** BEGIN DATA EXCERPTS **
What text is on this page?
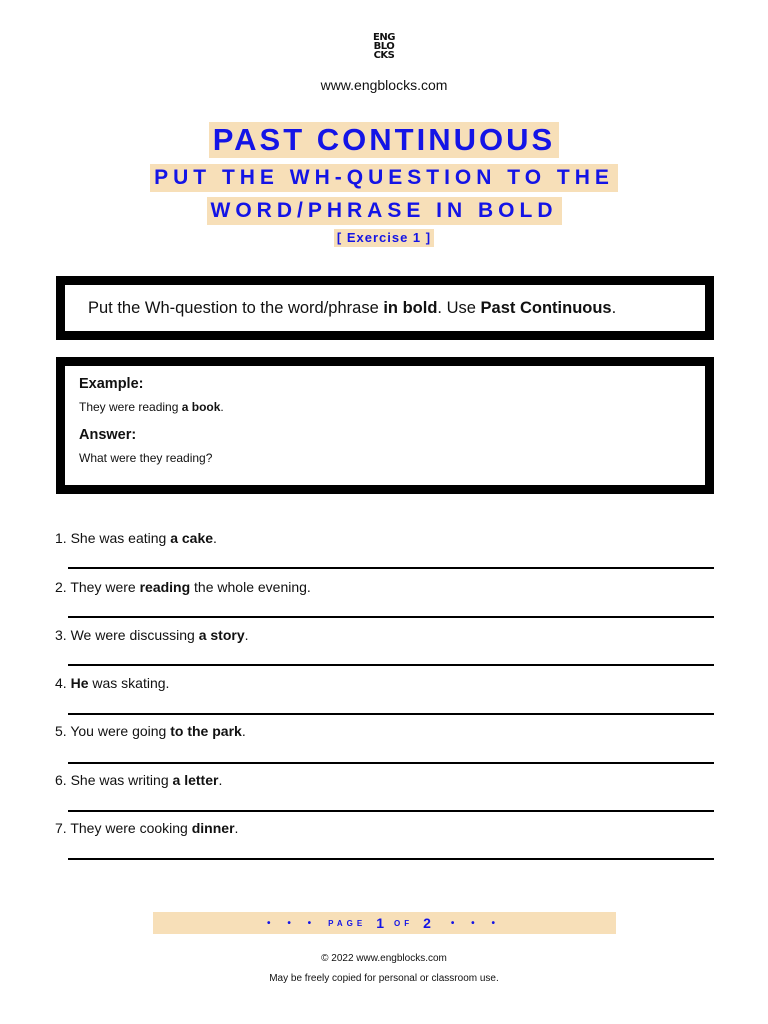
ENG
BLO
CKS
www.engblocks.com
PAST CONTINUOUS
PUT THE WH-QUESTION TO THE
WORD/PHRASE IN BOLD
[ Exercise 1 ]
Put the Wh-question to the word/phrase in bold. Use Past Continuous.
Example:
They were reading a book.
Answer:
What were they reading?
1. She was eating a cake.
2. They were reading the whole evening.
3. We were discussing a story.
4. He was skating.
5. You were going to the park.
6. She was writing a letter.
7. They were cooking dinner.
• • • PAGE 1 OF 2 • • •
© 2022 www.engblocks.com
May be freely copied for personal or classroom use.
** END DATA EXCERPTS **
• TASK STATEMENT: Images in the data above are to be skipped. Retype all other material exactly.

• WRITTEN RESPONSE:
What text is on this page?
ENG
BLO
CKS
www.engblocks.com
PAST CONTINUOUS
PUT THE WH-QUESTION TO THE
WORD/PHRASE IN BOLD
[ Exercise 1 ]
Put the Wh-question to the word/phrase in bold. Use Past Continuous.
Example:
They were reading a book.
Answer:
What were they reading?
1. She was eating a cake.
2. They were reading the whole evening.
3. We were discussing a story.
4. He was skating.
5. You were going to the park.
6. She was writing a letter.
7. They were cooking dinner.
• • • PAGE 1 OF 2 • • •
© 2022 www.engblocks.com
May be freely copied for personal or classroom use.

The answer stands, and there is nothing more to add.